*Work instruction*: Each line of the records below that contains "Indonesia" needs to be copied.

Dataset items:
━━━━━━━━━━━━━━━━

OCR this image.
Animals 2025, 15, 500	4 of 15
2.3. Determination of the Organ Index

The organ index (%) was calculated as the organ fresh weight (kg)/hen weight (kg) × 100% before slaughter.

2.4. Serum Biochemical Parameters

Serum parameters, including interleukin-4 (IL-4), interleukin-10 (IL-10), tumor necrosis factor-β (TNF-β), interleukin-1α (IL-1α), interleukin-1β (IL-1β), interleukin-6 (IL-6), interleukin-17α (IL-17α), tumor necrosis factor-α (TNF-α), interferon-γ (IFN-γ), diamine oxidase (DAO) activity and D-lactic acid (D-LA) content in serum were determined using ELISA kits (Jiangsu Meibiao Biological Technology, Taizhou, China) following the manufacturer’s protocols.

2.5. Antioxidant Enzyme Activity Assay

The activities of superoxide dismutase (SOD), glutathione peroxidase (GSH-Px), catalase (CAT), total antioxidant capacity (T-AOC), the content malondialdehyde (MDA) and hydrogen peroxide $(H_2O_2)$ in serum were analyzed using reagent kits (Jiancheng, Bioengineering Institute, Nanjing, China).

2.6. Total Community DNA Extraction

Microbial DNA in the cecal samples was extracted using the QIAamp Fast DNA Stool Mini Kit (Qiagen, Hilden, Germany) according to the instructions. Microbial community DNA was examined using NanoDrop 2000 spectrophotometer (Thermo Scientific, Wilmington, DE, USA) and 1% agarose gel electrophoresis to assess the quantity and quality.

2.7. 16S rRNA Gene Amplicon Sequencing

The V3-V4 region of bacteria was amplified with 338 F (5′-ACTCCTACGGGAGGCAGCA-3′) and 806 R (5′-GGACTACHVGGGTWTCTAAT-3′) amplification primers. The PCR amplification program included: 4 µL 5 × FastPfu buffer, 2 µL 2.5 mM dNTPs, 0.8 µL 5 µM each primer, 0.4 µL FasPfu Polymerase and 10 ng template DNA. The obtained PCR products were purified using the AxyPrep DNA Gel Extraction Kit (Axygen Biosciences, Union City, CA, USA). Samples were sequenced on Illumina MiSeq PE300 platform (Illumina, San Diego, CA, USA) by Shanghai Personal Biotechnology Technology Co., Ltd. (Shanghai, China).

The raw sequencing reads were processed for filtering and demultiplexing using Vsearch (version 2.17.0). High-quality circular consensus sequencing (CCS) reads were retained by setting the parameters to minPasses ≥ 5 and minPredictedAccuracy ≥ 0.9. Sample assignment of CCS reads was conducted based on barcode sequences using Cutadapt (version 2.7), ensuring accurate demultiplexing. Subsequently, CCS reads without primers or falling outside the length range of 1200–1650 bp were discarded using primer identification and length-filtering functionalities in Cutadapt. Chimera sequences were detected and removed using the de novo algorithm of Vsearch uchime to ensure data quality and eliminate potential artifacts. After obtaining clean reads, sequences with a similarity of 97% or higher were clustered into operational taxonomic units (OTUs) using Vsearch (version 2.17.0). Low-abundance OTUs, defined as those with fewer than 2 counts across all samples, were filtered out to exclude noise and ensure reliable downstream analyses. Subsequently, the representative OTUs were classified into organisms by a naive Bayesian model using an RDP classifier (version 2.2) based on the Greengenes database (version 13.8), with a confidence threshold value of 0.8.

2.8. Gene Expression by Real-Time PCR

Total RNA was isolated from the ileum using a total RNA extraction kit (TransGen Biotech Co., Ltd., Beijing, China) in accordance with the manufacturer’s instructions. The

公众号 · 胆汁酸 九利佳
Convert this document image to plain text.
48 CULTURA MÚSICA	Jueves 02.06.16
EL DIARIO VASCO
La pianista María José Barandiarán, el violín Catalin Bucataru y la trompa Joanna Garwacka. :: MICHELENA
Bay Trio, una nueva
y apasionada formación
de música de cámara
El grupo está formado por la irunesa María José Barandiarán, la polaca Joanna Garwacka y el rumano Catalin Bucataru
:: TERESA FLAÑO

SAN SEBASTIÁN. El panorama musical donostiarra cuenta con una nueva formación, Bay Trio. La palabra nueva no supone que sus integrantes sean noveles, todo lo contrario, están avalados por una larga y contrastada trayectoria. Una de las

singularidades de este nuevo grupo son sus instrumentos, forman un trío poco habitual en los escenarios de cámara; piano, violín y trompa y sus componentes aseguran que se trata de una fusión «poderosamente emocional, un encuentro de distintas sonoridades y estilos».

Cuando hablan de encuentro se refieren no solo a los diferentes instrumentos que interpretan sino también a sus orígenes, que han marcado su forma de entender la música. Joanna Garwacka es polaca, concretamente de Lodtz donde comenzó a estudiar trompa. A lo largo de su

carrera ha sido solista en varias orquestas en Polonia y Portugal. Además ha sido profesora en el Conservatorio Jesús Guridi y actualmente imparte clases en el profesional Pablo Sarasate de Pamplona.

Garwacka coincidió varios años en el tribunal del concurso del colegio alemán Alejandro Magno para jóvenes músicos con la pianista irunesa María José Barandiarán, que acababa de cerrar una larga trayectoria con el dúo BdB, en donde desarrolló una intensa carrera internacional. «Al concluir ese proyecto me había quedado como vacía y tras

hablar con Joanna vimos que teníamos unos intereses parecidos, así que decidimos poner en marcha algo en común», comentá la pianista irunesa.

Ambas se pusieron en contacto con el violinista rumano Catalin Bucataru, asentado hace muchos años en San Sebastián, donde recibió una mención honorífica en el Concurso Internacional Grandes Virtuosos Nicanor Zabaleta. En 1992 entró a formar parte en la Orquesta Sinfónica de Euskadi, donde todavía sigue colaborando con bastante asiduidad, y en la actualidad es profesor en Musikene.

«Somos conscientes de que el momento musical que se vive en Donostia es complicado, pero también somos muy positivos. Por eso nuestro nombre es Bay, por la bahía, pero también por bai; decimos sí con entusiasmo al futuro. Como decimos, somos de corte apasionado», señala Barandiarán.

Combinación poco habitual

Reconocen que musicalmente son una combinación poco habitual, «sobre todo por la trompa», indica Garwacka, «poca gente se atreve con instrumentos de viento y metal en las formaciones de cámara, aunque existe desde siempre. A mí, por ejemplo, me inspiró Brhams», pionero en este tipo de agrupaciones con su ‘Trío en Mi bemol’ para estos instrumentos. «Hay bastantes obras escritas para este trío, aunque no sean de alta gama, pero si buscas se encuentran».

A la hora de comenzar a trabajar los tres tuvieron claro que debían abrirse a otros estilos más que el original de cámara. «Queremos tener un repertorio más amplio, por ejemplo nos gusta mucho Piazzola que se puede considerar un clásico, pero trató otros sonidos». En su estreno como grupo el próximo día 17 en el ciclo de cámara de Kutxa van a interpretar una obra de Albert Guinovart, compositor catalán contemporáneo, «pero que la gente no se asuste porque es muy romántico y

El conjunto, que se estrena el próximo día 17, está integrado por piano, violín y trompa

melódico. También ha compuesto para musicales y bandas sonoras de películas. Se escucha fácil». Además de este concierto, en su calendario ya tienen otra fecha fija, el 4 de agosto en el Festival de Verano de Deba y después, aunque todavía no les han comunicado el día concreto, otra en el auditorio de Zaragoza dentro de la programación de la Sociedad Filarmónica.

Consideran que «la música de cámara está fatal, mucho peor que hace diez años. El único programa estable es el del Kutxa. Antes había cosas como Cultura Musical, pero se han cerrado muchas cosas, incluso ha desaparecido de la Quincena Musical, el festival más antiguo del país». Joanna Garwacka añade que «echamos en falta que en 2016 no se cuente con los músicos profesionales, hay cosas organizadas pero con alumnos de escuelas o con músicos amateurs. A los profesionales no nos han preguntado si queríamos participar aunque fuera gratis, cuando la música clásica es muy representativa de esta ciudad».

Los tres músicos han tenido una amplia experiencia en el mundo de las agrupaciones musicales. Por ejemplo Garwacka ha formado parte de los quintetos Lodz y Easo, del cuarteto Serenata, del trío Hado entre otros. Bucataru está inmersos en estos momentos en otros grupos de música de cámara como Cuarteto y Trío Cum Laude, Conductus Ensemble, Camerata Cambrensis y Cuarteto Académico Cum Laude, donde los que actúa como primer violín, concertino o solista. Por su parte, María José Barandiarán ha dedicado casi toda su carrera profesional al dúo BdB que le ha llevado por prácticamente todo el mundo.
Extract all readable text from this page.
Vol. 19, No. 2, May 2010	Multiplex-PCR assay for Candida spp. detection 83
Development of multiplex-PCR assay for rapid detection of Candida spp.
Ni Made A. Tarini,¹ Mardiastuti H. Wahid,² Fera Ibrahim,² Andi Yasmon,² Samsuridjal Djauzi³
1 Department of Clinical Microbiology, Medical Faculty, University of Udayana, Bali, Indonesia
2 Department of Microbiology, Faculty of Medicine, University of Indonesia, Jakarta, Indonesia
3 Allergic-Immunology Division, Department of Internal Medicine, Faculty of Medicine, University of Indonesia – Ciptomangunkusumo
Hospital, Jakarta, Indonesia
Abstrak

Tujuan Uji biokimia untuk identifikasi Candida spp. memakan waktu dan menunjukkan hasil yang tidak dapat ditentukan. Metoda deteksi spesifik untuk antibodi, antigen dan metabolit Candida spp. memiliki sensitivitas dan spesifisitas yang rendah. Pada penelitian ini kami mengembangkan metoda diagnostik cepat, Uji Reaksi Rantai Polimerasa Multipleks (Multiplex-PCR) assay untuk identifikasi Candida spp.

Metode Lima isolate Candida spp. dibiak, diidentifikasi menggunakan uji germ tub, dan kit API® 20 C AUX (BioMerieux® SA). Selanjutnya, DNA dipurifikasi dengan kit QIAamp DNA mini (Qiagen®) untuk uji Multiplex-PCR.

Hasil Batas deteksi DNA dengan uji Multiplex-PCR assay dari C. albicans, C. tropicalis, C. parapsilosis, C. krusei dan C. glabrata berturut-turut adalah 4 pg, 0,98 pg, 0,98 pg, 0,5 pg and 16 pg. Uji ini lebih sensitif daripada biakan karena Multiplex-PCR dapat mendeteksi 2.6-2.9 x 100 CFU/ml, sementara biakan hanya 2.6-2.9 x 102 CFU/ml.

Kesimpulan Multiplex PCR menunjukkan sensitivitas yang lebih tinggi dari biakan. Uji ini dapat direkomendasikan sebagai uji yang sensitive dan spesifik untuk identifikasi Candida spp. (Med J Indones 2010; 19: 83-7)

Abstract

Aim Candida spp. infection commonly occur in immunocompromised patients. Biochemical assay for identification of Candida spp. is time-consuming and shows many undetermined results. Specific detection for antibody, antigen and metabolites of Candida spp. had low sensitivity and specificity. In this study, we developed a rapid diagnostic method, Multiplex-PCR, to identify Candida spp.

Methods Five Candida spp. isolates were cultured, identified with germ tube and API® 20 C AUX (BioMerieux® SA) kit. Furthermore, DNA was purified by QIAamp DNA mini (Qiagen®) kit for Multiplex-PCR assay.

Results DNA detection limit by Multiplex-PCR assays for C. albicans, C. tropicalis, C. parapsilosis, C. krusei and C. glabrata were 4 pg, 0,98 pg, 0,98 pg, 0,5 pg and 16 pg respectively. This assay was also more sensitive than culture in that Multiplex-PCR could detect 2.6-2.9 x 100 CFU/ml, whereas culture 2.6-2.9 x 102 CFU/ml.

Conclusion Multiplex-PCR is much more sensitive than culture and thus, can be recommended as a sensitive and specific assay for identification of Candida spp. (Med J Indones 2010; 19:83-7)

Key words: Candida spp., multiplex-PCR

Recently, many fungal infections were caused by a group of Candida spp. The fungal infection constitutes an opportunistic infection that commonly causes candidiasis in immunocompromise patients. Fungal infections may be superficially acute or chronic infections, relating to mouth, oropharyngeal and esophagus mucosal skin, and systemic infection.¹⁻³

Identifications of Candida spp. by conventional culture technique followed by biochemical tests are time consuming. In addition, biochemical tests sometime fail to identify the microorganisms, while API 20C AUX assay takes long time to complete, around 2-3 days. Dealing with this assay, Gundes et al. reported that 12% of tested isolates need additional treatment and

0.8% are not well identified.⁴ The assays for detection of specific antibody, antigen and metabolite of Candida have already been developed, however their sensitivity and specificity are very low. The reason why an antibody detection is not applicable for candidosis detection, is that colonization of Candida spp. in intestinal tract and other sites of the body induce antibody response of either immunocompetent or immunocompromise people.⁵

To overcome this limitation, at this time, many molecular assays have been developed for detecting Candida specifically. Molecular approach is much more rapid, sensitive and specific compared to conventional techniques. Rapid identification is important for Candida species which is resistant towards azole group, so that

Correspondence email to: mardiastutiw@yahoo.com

━━━━━━━━━━━━━━━━

*Solved exercise*:
1 Department of Clinical Microbiology, Medical Faculty, University of Udayana, Bali, Indonesia
2 Department of Microbiology, Faculty of Medicine, University of Indonesia, Jakarta, Indonesia
3 Allergic-Immunology Division, Department of Internal Medicine, Faculty of Medicine, University of Indonesia – Ciptomangunkusumo
Hospital, Jakarta, Indonesia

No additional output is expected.